• EXERCISE
Write out each entry again. Keep every word exactly as it is.

• DATA LINES
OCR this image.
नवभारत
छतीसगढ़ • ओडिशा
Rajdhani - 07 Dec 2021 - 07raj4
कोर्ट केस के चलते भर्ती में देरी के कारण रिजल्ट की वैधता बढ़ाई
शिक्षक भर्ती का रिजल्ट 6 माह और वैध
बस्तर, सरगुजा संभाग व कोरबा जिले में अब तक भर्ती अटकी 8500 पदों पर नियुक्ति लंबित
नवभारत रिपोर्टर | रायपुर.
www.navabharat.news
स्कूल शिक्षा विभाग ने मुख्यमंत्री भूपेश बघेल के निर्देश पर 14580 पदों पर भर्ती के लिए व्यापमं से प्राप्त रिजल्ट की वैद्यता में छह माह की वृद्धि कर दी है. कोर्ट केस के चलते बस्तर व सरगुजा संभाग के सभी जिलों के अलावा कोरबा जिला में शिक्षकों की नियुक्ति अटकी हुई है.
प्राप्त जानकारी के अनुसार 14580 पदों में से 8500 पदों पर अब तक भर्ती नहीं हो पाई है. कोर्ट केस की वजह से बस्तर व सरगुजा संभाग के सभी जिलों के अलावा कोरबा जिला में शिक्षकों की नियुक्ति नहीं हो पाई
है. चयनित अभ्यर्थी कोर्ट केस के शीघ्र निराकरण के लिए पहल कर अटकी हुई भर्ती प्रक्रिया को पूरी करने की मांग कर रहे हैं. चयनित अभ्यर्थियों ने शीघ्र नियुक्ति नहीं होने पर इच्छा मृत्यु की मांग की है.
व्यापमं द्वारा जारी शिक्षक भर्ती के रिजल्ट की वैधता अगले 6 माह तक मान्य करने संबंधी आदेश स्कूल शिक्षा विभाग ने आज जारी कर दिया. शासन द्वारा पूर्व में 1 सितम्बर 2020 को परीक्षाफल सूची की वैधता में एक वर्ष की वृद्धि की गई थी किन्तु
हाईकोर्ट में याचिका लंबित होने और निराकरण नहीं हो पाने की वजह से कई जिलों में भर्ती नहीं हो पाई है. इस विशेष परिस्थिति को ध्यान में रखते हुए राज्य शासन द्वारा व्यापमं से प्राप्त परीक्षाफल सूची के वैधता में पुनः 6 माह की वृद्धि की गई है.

• ANSWER TO THE TASK
OCR this image.
नवभारत
छतीसगढ़ • ओडिशा
Rajdhani - 07 Dec 2021 - 07raj4
कोर्ट केस के चलते भर्ती में देरी के कारण रिजल्ट की वैधता बढ़ाई
शिक्षक भर्ती का रिजल्ट 6 माह और वैध
बस्तर, सरगुजा संभाग व कोरबा जिले में अब तक भर्ती अटकी 8500 पदों पर नियुक्ति लंबित
नवभारत रिपोर्टर | रायपुर.
www.navabharat.news
स्कूल शिक्षा विभाग ने मुख्यमंत्री भूपेश बघेल के निर्देश पर 14580 पदों पर भर्ती के लिए व्यापमं से प्राप्त रिजल्ट की वैद्यता में छह माह की वृद्धि कर दी है. कोर्ट केस के चलते बस्तर व सरगुजा संभाग के सभी जिलों के अलावा कोरबा जिला में शिक्षकों की नियुक्ति अटकी हुई है.
प्राप्त जानकारी के अनुसार 14580 पदों में से 8500 पदों पर अब तक भर्ती नहीं हो पाई है. कोर्ट केस की वजह से बस्तर व सरगुजा संभाग के सभी जिलों के अलावा कोरबा जिला में शिक्षकों की नियुक्ति नहीं हो पाई
है. चयनित अभ्यर्थी कोर्ट केस के शीघ्र निराकरण के लिए पहल कर अटकी हुई भर्ती प्रक्रिया को पूरी करने की मांग कर रहे हैं. चयनित अभ्यर्थियों ने शीघ्र नियुक्ति नहीं होने पर इच्छा मृत्यु की मांग की है.
व्यापमं द्वारा जारी शिक्षक भर्ती के रिजल्ट की वैधता अगले 6 माह तक मान्य करने संबंधी आदेश स्कूल शिक्षा विभाग ने आज जारी कर दिया. शासन द्वारा पूर्व में 1 सितम्बर 2020 को परीक्षाफल सूची की वैधता में एक वर्ष की वृद्धि की गई थी किन्तु
हाईकोर्ट में याचिका लंबित होने और निराकरण नहीं हो पाने की वजह से कई जिलों में भर्ती नहीं हो पाई है. इस विशेष परिस्थिति को ध्यान में रखते हुए राज्य शासन द्वारा व्यापमं से प्राप्त परीक्षाफल सूची के वैधता में पुनः 6 माह की वृद्धि की गई है.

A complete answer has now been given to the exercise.